TASK>
Only the number is wanted: count the lines in the data with "Party" in them.

MATERIAL>
·····

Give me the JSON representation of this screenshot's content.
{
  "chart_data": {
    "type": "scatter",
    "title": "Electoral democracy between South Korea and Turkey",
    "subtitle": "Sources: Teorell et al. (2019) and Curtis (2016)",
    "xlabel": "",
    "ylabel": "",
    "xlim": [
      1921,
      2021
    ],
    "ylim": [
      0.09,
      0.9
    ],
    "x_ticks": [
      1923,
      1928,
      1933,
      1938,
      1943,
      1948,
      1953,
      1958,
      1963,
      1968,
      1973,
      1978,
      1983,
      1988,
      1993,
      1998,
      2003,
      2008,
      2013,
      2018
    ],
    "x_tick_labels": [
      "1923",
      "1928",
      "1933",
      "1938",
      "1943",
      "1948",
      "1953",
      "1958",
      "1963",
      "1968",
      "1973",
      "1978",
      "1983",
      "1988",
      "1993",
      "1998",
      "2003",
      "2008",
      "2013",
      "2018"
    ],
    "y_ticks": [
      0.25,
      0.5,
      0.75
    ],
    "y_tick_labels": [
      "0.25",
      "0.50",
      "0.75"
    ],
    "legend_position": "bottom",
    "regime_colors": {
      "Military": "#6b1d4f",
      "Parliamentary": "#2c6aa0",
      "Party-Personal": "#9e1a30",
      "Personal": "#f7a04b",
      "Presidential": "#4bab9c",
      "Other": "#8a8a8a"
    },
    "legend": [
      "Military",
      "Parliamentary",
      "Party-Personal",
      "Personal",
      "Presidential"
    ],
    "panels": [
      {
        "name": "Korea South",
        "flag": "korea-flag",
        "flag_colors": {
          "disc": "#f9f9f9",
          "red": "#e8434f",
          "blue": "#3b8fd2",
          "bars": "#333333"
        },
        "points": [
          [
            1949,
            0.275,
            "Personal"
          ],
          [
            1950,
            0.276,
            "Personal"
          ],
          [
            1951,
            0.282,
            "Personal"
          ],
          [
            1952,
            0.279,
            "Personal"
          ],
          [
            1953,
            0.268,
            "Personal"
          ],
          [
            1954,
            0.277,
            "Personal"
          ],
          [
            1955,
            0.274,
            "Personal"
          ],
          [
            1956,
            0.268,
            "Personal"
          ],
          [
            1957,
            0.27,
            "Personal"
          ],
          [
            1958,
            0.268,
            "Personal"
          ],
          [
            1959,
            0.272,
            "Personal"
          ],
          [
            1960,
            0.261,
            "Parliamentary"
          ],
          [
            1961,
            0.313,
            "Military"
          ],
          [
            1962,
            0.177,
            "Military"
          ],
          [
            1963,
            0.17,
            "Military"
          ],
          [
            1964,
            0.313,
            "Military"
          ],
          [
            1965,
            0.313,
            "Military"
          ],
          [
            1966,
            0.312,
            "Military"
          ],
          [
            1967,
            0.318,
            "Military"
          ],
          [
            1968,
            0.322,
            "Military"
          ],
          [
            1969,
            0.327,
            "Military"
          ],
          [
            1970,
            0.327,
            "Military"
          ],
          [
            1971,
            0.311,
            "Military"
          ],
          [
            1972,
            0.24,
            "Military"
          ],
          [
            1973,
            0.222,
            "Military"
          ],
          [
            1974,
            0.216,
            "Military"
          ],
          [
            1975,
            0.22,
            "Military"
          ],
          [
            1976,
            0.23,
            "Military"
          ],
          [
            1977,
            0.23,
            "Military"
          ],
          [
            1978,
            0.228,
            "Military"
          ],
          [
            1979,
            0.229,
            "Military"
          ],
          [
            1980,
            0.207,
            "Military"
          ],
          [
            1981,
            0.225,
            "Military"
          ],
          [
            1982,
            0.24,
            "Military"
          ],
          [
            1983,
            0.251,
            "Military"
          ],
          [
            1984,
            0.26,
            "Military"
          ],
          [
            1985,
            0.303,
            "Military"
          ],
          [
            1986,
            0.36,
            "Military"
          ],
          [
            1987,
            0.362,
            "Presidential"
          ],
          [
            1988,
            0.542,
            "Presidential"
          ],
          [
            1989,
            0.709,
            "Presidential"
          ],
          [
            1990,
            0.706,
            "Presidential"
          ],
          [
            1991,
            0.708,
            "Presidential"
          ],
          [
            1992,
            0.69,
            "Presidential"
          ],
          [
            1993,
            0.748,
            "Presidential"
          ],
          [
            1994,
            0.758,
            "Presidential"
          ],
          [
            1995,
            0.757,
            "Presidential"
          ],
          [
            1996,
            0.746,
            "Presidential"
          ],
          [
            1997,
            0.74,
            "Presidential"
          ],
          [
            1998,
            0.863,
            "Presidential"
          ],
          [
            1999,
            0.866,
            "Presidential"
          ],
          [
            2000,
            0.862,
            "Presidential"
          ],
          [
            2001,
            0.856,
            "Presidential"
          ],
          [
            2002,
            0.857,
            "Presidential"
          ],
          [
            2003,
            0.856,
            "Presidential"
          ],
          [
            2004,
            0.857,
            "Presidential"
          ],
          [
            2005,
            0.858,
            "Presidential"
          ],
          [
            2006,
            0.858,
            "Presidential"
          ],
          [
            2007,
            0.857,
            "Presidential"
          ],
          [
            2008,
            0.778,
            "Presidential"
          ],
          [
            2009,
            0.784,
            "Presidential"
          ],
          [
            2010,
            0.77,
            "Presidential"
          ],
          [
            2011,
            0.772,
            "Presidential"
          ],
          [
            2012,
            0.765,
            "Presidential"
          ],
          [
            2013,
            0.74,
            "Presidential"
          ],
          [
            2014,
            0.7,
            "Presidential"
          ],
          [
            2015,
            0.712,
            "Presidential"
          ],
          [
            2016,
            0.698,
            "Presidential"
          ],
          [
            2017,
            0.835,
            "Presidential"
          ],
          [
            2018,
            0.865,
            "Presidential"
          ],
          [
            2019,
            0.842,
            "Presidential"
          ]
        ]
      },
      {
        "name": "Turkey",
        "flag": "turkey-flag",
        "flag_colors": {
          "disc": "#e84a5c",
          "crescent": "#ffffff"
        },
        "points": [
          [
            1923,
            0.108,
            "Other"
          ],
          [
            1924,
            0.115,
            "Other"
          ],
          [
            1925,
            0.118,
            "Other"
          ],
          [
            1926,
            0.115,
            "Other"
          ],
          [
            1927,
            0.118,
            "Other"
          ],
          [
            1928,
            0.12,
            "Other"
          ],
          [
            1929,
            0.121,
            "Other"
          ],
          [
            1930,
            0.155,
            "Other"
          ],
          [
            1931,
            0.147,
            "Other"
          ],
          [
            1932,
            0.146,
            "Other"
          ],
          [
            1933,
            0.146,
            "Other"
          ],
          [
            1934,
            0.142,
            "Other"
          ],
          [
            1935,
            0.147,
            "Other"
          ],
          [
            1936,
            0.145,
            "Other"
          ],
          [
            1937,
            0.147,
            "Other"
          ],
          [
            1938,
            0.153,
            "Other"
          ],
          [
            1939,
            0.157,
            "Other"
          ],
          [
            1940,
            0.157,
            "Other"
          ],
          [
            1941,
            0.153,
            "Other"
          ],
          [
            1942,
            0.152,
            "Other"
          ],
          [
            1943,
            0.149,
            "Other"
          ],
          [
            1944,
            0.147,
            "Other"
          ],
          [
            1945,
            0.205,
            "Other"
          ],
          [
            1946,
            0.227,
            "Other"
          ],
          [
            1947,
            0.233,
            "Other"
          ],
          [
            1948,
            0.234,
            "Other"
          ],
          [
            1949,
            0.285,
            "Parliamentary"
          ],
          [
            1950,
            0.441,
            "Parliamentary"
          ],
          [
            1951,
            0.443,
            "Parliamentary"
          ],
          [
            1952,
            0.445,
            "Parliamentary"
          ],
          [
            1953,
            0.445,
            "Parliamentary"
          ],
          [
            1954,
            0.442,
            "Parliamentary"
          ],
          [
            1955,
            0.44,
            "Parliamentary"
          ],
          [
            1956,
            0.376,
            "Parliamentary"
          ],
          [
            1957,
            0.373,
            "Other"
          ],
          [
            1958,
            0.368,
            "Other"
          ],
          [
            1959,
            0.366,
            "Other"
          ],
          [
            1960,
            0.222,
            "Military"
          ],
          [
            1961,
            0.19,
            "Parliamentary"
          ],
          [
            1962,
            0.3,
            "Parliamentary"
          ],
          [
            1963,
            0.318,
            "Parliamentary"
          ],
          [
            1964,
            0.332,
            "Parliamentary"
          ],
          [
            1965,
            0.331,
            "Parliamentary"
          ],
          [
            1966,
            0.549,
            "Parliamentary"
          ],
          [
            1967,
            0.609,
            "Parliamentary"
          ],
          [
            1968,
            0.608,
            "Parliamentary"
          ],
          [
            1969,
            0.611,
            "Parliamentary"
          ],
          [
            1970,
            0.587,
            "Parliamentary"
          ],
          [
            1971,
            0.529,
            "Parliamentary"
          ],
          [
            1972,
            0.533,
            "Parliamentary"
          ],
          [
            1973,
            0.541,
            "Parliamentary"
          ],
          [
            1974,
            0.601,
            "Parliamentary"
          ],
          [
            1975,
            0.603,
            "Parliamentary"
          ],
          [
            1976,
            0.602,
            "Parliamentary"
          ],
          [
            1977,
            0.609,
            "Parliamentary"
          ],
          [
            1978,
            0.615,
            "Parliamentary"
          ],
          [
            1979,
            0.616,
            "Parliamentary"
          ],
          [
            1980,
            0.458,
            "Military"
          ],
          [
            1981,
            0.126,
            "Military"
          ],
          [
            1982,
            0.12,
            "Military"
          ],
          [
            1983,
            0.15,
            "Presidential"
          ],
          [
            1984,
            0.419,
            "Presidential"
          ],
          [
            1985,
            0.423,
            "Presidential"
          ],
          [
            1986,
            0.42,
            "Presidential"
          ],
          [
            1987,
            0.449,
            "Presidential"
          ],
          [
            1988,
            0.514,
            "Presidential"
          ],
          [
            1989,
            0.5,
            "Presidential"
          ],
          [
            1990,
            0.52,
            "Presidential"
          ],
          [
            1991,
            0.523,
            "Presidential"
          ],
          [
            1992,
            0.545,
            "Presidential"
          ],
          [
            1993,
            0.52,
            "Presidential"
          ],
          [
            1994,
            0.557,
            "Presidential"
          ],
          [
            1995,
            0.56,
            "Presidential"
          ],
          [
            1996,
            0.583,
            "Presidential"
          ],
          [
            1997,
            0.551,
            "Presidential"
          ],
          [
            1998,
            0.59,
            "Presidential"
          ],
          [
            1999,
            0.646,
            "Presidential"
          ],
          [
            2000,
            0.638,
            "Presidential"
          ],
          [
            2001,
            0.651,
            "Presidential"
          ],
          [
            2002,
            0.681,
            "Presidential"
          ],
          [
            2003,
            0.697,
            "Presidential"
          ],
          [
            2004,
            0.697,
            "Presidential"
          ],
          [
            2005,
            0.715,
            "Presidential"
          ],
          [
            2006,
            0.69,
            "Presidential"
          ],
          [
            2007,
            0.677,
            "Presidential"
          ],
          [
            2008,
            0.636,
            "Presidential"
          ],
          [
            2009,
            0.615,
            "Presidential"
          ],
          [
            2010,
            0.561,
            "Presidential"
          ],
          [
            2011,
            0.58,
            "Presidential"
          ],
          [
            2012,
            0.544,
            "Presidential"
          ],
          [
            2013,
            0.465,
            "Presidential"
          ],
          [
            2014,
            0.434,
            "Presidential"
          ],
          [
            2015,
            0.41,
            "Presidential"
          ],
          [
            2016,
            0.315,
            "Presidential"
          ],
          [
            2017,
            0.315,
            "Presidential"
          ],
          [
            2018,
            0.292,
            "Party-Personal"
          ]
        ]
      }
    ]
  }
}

·····

WORKED ANSWER>
3